Aim of the exercise
Reproduce the entries below in full, word for word.

---------- Given records ----------

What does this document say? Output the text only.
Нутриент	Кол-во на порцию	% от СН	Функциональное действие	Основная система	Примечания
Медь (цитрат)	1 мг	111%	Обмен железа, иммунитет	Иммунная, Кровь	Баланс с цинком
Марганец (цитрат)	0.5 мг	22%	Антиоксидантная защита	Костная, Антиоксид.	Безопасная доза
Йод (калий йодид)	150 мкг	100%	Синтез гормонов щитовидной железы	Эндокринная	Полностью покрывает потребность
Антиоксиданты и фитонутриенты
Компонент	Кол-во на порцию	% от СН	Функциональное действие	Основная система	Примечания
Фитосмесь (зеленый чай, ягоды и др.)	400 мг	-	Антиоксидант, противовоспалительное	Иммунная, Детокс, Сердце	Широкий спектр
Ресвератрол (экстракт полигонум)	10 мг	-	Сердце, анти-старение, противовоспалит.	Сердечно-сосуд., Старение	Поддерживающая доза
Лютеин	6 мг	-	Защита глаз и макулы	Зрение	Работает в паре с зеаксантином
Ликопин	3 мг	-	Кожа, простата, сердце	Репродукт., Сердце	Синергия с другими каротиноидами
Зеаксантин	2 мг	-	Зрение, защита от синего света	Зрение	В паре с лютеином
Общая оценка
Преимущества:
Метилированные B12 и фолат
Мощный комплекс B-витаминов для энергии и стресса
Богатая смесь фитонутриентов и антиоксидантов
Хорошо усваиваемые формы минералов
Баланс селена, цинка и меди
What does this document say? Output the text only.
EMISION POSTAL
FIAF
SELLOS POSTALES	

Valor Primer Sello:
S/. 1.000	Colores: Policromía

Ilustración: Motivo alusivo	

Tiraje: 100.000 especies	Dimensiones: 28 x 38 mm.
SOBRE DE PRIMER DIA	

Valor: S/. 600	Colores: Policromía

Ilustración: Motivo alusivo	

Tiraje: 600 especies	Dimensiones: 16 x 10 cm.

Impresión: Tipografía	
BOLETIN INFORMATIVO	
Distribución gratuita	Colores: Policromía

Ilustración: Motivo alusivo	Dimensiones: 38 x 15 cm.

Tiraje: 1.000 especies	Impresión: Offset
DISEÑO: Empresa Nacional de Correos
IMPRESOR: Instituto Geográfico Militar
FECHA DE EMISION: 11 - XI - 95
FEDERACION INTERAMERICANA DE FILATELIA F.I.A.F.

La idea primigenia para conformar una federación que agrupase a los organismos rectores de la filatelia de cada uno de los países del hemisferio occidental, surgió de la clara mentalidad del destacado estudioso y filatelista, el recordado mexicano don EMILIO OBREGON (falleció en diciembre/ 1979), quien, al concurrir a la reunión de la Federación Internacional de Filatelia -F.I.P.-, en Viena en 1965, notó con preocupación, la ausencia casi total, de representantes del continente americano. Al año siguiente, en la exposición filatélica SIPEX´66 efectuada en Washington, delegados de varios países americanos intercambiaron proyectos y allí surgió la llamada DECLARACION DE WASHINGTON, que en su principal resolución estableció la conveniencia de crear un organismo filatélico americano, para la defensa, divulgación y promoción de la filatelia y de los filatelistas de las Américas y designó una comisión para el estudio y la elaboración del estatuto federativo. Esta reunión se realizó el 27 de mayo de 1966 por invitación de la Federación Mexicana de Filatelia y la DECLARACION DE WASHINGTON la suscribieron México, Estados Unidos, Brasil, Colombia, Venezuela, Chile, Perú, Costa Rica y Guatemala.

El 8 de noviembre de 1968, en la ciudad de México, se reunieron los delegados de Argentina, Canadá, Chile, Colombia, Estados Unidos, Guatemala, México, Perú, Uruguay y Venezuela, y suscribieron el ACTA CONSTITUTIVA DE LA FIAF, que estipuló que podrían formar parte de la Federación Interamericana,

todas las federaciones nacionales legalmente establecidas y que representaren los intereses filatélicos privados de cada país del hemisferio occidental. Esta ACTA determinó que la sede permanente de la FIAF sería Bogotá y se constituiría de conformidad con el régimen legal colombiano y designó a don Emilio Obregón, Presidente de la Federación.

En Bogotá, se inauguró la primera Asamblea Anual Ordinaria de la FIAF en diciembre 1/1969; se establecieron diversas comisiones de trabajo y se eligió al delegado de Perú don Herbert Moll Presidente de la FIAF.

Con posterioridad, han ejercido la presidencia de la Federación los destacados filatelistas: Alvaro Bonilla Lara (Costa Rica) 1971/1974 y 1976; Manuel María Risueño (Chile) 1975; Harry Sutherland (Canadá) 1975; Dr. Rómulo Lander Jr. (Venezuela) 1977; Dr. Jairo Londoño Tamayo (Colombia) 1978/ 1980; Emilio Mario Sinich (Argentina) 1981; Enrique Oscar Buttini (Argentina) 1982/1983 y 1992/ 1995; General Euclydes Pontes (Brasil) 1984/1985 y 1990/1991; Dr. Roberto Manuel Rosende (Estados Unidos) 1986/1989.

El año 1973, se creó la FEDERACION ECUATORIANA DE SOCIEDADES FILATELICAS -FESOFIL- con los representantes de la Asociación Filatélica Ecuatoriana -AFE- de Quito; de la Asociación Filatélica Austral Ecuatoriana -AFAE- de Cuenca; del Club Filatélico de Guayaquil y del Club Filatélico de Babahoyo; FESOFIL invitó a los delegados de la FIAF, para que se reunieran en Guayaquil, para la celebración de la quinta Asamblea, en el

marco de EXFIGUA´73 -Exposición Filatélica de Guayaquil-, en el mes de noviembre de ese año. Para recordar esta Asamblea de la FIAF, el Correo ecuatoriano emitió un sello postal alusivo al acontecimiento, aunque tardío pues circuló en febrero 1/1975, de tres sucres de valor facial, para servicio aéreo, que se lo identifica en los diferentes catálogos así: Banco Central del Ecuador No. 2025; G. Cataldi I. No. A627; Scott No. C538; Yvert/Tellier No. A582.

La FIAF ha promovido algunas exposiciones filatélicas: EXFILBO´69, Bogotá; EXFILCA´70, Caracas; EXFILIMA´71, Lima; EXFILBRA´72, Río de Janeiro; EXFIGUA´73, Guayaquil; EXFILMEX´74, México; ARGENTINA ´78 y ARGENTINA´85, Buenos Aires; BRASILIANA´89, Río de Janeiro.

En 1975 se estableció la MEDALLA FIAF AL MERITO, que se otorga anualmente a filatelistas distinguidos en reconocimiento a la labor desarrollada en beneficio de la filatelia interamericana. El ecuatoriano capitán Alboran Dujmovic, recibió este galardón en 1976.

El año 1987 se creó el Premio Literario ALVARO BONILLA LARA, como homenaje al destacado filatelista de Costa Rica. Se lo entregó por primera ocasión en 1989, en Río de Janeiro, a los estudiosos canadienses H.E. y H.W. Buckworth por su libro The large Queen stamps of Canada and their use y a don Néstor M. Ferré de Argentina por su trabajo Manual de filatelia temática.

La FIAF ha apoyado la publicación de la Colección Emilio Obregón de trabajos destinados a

----------

Exercise response
What does this document say? Output the text only.
Нутриент	Кол-во на порцию	% от СН	Функциональное действие	Основная система	Примечания
Медь (цитрат)	1 мг	111%	Обмен железа, иммунитет	Иммунная, Кровь	Баланс с цинком
Марганец (цитрат)	0.5 мг	22%	Антиоксидантная защита	Костная, Антиоксид.	Безопасная доза
Йод (калий йодид)	150 мкг	100%	Синтез гормонов щитовидной железы	Эндокринная	Полностью покрывает потребность
Антиоксиданты и фитонутриенты
Компонент	Кол-во на порцию	% от СН	Функциональное действие	Основная система	Примечания
Фитосмесь (зеленый чай, ягоды и др.)	400 мг	-	Антиоксидант, противовоспалительное	Иммунная, Детокс, Сердце	Широкий спектр
Ресвератрол (экстракт полигонум)	10 мг	-	Сердце, анти-старение, противовоспалит.	Сердечно-сосуд., Старение	Поддерживающая доза
Лютеин	6 мг	-	Защита глаз и макулы	Зрение	Работает в паре с зеаксантином
Ликопин	3 мг	-	Кожа, простата, сердце	Репродукт., Сердце	Синергия с другими каротиноидами
Зеаксантин	2 мг	-	Зрение, защита от синего света	Зрение	В паре с лютеином
Общая оценка
Преимущества:
Метилированные B12 и фолат
Мощный комплекс B-витаминов для энергии и стресса
Богатая смесь фитонутриентов и антиоксидантов
Хорошо усваиваемые формы минералов
Баланс селена, цинка и меди
What does this document say? Output the text only.
EMISION POSTAL
FIAF
SELLOS POSTALES	

Valor Primer Sello:
S/. 1.000	Colores: Policromía

Ilustración: Motivo alusivo	

Tiraje: 100.000 especies	Dimensiones: 28 x 38 mm.
SOBRE DE PRIMER DIA	

Valor: S/. 600	Colores: Policromía

Ilustración: Motivo alusivo	

Tiraje: 600 especies	Dimensiones: 16 x 10 cm.

Impresión: Tipografía	
BOLETIN INFORMATIVO	
Distribución gratuita	Colores: Policromía

Ilustración: Motivo alusivo	Dimensiones: 38 x 15 cm.

Tiraje: 1.000 especies	Impresión: Offset
DISEÑO: Empresa Nacional de Correos
IMPRESOR: Instituto Geográfico Militar
FECHA DE EMISION: 11 - XI - 95
FEDERACION INTERAMERICANA DE FILATELIA F.I.A.F.

La idea primigenia para conformar una federación que agrupase a los organismos rectores de la filatelia de cada uno de los países del hemisferio occidental, surgió de la clara mentalidad del destacado estudioso y filatelista, el recordado mexicano don EMILIO OBREGON (falleció en diciembre/ 1979), quien, al concurrir a la reunión de la Federación Internacional de Filatelia -F.I.P.-, en Viena en 1965, notó con preocupación, la ausencia casi total, de representantes del continente americano. Al año siguiente, en la exposición filatélica SIPEX´66 efectuada en Washington, delegados de varios países americanos intercambiaron proyectos y allí surgió la llamada DECLARACION DE WASHINGTON, que en su principal resolución estableció la conveniencia de crear un organismo filatélico americano, para la defensa, divulgación y promoción de la filatelia y de los filatelistas de las Américas y designó una comisión para el estudio y la elaboración del estatuto federativo. Esta reunión se realizó el 27 de mayo de 1966 por invitación de la Federación Mexicana de Filatelia y la DECLARACION DE WASHINGTON la suscribieron México, Estados Unidos, Brasil, Colombia, Venezuela, Chile, Perú, Costa Rica y Guatemala.

El 8 de noviembre de 1968, en la ciudad de México, se reunieron los delegados de Argentina, Canadá, Chile, Colombia, Estados Unidos, Guatemala, México, Perú, Uruguay y Venezuela, y suscribieron el ACTA CONSTITUTIVA DE LA FIAF, que estipuló que podrían formar parte de la Federación Interamericana,

todas las federaciones nacionales legalmente establecidas y que representaren los intereses filatélicos privados de cada país del hemisferio occidental. Esta ACTA determinó que la sede permanente de la FIAF sería Bogotá y se constituiría de conformidad con el régimen legal colombiano y designó a don Emilio Obregón, Presidente de la Federación.

En Bogotá, se inauguró la primera Asamblea Anual Ordinaria de la FIAF en diciembre 1/1969; se establecieron diversas comisiones de trabajo y se eligió al delegado de Perú don Herbert Moll Presidente de la FIAF.

Con posterioridad, han ejercido la presidencia de la Federación los destacados filatelistas: Alvaro Bonilla Lara (Costa Rica) 1971/1974 y 1976; Manuel María Risueño (Chile) 1975; Harry Sutherland (Canadá) 1975; Dr. Rómulo Lander Jr. (Venezuela) 1977; Dr. Jairo Londoño Tamayo (Colombia) 1978/ 1980; Emilio Mario Sinich (Argentina) 1981; Enrique Oscar Buttini (Argentina) 1982/1983 y 1992/ 1995; General Euclydes Pontes (Brasil) 1984/1985 y 1990/1991; Dr. Roberto Manuel Rosende (Estados Unidos) 1986/1989.

El año 1973, se creó la FEDERACION ECUATORIANA DE SOCIEDADES FILATELICAS -FESOFIL- con los representantes de la Asociación Filatélica Ecuatoriana -AFE- de Quito; de la Asociación Filatélica Austral Ecuatoriana -AFAE- de Cuenca; del Club Filatélico de Guayaquil y del Club Filatélico de Babahoyo; FESOFIL invitó a los delegados de la FIAF, para que se reunieran en Guayaquil, para la celebración de la quinta Asamblea, en el

marco de EXFIGUA´73 -Exposición Filatélica de Guayaquil-, en el mes de noviembre de ese año. Para recordar esta Asamblea de la FIAF, el Correo ecuatoriano emitió un sello postal alusivo al acontecimiento, aunque tardío pues circuló en febrero 1/1975, de tres sucres de valor facial, para servicio aéreo, que se lo identifica en los diferentes catálogos así: Banco Central del Ecuador No. 2025; G. Cataldi I. No. A627; Scott No. C538; Yvert/Tellier No. A582.

La FIAF ha promovido algunas exposiciones filatélicas: EXFILBO´69, Bogotá; EXFILCA´70, Caracas; EXFILIMA´71, Lima; EXFILBRA´72, Río de Janeiro; EXFIGUA´73, Guayaquil; EXFILMEX´74, México; ARGENTINA ´78 y ARGENTINA´85, Buenos Aires; BRASILIANA´89, Río de Janeiro.

En 1975 se estableció la MEDALLA FIAF AL MERITO, que se otorga anualmente a filatelistas distinguidos en reconocimiento a la labor desarrollada en beneficio de la filatelia interamericana. El ecuatoriano capitán Alboran Dujmovic, recibió este galardón en 1976.

El año 1987 se creó el Premio Literario ALVARO BONILLA LARA, como homenaje al destacado filatelista de Costa Rica. Se lo entregó por primera ocasión en 1989, en Río de Janeiro, a los estudiosos canadienses H.E. y H.W. Buckworth por su libro The large Queen stamps of Canada and their use y a don Néstor M. Ferré de Argentina por su trabajo Manual de filatelia temática.

La FIAF ha apoyado la publicación de la Colección Emilio Obregón de trabajos destinados a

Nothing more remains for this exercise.